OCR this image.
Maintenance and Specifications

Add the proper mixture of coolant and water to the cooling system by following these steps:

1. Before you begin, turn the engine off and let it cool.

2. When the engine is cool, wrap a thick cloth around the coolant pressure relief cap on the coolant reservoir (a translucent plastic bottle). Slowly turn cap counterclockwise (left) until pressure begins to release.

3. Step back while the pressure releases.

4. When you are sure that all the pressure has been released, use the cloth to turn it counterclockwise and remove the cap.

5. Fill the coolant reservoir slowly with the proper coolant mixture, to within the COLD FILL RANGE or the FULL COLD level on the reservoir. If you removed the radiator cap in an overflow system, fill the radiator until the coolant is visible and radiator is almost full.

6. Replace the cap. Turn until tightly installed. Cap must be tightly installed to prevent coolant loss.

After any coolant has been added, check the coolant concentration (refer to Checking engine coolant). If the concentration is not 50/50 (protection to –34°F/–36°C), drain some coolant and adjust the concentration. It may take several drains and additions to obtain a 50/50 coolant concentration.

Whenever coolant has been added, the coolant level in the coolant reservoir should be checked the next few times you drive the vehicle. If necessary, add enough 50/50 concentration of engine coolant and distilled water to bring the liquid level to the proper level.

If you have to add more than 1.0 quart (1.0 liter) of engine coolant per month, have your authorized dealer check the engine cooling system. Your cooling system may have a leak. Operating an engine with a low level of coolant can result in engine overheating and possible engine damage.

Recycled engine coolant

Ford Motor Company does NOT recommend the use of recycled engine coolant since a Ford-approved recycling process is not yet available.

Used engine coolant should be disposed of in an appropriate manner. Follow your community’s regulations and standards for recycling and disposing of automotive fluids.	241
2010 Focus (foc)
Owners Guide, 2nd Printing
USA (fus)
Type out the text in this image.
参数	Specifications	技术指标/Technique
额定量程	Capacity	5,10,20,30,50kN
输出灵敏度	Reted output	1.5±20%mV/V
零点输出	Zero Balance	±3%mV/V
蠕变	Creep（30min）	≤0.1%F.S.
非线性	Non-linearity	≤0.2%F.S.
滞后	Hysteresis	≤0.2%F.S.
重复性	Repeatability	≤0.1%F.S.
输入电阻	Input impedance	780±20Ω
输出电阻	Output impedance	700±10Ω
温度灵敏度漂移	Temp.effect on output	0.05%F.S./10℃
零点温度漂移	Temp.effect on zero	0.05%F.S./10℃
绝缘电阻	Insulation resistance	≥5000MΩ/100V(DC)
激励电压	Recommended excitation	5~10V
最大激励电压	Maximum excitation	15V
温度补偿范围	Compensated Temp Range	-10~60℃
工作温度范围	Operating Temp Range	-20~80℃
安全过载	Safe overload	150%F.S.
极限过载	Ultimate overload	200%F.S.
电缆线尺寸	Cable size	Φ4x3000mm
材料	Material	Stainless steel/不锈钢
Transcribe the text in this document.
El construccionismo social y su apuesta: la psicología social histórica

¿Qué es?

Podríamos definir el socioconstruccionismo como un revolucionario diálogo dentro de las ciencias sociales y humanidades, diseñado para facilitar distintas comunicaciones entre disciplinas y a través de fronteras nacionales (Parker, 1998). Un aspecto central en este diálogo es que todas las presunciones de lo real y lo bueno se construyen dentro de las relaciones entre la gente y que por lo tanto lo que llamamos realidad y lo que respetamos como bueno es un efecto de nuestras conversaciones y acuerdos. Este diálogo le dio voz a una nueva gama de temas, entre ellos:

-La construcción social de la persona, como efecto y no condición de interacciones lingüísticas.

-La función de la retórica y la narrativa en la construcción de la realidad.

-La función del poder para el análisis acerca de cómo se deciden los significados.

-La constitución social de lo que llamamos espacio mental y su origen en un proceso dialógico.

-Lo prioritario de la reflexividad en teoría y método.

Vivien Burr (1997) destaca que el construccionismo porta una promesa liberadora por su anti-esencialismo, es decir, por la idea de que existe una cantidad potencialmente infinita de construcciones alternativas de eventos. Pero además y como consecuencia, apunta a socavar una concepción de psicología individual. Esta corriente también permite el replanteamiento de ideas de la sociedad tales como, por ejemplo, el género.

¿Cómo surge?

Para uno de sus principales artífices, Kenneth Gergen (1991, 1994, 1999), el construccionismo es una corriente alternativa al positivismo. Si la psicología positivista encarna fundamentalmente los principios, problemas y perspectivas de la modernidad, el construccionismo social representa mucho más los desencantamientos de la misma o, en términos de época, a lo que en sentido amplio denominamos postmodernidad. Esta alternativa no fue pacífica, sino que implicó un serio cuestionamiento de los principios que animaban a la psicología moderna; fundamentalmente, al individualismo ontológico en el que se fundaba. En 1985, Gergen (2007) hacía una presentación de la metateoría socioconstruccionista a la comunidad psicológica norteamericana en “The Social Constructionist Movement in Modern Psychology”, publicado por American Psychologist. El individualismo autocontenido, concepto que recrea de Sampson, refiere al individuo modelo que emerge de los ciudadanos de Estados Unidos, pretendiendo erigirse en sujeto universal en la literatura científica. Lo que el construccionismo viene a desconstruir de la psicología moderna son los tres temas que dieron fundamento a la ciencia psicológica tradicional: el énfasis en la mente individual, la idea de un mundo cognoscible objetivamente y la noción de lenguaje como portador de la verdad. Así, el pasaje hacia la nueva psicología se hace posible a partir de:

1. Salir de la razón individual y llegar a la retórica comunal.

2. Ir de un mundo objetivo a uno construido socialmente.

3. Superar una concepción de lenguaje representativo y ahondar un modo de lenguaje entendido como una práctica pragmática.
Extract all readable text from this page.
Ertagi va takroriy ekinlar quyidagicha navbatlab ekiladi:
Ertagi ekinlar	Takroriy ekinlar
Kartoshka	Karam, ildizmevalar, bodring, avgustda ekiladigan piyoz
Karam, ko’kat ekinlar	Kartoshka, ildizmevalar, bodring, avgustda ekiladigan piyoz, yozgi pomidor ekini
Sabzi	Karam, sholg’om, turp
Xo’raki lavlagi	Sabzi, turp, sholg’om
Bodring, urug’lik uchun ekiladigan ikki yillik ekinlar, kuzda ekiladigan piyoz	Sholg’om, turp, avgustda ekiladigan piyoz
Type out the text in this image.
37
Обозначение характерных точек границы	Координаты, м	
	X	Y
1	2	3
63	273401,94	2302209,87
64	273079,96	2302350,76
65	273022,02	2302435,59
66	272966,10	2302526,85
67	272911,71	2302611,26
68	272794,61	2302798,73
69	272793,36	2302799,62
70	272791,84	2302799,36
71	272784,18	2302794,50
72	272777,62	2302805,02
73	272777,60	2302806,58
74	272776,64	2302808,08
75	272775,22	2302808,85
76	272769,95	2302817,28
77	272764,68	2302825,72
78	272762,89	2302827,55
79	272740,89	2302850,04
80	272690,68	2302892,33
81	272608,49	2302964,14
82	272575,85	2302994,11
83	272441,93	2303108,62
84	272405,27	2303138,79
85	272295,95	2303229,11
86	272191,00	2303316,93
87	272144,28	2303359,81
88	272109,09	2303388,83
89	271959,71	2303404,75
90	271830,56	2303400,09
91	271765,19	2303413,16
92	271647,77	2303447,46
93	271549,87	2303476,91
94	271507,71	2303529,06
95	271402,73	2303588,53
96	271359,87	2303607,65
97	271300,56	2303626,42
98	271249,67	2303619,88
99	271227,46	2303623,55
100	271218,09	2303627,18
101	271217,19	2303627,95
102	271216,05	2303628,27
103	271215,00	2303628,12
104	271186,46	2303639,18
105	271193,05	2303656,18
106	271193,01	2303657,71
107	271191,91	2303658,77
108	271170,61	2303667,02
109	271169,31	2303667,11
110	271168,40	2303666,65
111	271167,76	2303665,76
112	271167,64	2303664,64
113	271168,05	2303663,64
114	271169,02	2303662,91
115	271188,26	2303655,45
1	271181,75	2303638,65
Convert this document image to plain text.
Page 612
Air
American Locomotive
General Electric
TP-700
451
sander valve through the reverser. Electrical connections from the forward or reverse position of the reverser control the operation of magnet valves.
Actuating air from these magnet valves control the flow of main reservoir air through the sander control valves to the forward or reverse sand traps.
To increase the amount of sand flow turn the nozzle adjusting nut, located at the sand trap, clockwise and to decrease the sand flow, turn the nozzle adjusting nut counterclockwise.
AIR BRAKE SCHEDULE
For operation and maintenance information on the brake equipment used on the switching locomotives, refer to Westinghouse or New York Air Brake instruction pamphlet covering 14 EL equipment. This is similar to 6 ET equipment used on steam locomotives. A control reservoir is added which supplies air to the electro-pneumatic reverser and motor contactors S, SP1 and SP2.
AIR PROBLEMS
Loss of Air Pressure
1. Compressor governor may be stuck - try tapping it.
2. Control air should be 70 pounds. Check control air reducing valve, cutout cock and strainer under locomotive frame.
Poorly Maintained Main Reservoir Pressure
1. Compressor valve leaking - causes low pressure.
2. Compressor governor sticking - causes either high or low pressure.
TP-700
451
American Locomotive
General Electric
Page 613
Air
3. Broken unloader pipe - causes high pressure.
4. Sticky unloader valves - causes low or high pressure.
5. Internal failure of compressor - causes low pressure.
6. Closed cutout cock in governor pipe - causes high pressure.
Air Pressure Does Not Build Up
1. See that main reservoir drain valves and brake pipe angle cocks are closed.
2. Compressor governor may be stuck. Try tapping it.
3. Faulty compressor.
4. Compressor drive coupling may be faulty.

----------------------------------------

# Exercise task
Your answer should be a single number: how many lines in the data above include "system"?

# Exercise response
3